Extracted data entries
------------
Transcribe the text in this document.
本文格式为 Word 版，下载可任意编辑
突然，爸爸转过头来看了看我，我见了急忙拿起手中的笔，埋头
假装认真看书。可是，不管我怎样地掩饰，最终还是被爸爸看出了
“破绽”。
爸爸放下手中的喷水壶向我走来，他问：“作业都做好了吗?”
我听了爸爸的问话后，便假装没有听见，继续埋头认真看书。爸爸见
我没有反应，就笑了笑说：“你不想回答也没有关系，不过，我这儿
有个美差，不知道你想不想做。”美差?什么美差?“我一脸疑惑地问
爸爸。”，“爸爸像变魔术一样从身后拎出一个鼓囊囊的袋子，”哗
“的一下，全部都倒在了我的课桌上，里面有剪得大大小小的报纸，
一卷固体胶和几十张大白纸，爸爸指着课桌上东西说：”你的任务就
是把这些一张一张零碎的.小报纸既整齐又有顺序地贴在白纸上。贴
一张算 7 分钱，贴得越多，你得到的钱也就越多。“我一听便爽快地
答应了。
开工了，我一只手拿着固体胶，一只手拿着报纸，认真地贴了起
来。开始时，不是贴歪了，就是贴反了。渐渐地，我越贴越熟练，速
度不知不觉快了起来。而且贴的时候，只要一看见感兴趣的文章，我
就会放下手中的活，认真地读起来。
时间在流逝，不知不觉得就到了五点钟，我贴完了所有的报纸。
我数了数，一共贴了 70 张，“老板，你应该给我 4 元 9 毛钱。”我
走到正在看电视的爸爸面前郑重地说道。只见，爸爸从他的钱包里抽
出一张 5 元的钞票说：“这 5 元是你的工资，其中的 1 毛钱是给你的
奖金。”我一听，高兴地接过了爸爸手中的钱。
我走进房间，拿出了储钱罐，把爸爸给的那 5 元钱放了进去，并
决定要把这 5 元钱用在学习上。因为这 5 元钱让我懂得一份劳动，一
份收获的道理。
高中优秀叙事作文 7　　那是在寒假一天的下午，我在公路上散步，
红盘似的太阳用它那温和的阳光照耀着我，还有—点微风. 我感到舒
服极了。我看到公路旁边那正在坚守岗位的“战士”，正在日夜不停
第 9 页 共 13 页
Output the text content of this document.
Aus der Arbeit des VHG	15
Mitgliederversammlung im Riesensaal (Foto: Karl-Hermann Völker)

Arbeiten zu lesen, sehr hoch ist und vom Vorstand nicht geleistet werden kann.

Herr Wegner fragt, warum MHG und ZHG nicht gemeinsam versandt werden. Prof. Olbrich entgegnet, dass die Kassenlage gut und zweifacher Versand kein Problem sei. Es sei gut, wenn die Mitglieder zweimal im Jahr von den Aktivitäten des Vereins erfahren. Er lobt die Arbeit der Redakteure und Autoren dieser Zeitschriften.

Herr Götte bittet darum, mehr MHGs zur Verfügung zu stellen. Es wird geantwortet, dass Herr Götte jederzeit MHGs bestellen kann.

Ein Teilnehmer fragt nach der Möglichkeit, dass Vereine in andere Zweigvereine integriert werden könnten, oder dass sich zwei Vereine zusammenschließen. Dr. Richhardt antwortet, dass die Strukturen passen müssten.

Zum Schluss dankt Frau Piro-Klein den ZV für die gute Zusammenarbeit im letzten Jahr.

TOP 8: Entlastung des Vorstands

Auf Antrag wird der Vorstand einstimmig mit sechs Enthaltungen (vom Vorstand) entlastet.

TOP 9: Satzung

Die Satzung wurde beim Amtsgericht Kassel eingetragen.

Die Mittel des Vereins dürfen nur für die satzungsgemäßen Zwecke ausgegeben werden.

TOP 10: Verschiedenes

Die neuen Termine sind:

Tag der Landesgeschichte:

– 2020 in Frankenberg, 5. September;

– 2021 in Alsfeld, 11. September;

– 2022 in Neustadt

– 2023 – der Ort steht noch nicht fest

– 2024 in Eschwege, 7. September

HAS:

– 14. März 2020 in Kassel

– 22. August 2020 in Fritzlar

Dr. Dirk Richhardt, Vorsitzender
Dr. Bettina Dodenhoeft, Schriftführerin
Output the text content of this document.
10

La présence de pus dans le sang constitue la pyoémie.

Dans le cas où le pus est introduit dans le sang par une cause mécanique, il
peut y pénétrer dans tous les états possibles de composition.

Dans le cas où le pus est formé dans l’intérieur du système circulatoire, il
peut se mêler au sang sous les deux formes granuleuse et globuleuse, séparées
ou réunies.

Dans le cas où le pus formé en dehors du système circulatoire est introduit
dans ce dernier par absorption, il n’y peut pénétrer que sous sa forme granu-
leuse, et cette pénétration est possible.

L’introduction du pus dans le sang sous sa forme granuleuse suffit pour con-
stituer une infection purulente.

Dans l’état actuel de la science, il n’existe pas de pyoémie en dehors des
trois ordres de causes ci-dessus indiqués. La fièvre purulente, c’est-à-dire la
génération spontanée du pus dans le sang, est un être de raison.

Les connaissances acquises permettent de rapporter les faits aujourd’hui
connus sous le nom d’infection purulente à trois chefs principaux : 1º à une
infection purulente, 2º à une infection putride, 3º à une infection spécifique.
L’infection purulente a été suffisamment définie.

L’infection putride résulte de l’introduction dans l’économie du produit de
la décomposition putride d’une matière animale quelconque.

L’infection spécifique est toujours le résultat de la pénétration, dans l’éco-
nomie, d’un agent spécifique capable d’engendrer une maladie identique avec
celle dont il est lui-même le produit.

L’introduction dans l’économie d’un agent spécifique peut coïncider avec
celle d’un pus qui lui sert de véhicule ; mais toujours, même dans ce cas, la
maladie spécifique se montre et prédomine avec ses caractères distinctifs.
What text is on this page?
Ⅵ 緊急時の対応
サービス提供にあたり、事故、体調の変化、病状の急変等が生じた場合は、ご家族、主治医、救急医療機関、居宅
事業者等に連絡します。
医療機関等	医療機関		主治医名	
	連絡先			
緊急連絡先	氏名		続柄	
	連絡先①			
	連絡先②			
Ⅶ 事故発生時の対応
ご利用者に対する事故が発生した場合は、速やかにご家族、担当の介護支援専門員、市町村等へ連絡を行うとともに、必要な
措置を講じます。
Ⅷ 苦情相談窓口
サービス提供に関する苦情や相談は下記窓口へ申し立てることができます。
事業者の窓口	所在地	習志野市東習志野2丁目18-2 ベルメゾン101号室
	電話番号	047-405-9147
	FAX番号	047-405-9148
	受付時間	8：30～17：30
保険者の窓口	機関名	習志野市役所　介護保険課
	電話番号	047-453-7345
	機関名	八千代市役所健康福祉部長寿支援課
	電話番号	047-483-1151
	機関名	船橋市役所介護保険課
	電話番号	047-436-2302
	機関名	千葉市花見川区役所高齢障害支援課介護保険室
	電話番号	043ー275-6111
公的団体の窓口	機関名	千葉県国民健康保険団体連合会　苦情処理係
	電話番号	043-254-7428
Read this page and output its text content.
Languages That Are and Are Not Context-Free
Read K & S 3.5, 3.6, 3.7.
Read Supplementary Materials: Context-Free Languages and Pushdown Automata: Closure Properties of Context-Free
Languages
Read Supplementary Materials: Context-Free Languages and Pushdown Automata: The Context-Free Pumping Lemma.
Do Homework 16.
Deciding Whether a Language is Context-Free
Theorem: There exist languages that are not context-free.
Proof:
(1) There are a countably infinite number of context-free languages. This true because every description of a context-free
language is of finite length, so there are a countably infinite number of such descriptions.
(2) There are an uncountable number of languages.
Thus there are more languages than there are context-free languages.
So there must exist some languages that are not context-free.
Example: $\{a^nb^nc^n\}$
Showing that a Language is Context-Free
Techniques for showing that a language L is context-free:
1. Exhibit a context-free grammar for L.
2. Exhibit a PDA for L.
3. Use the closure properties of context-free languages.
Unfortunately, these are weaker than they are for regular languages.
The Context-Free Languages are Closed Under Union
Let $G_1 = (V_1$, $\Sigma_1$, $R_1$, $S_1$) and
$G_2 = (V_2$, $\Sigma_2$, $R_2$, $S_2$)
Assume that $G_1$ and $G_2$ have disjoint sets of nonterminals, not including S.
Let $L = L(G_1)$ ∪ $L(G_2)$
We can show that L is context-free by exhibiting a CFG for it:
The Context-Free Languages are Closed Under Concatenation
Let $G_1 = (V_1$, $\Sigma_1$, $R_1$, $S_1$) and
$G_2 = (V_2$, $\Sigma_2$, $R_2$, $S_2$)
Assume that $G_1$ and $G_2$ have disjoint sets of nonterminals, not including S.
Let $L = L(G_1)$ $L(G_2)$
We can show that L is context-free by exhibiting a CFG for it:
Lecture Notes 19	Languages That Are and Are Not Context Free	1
------------
:: Directive ::
In the records shown above, how many lines include the word "pénétrer"? Answer with the number only.

:: Task output ::
2